> _Task prompt_
Scan the following material for the string "What" and copy each line in which it appears.

--- Dataset excerpts ---

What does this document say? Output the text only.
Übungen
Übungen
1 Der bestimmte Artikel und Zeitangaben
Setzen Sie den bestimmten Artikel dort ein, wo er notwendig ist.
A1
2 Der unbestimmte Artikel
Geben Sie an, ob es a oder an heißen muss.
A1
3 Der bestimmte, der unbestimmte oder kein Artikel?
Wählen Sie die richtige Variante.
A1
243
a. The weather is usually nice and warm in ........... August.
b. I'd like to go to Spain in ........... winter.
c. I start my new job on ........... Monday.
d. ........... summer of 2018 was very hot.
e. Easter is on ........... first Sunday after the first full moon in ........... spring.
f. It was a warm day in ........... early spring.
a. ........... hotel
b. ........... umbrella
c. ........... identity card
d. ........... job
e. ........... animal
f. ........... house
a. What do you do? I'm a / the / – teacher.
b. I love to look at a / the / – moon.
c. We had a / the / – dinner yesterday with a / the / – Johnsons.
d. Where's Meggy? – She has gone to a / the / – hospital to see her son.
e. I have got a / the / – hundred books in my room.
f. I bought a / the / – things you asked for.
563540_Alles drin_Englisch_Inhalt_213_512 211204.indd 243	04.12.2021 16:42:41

---

> _Correct result_
What does this document say? Output the text only.
a. What do you do? I'm a / the / – teacher.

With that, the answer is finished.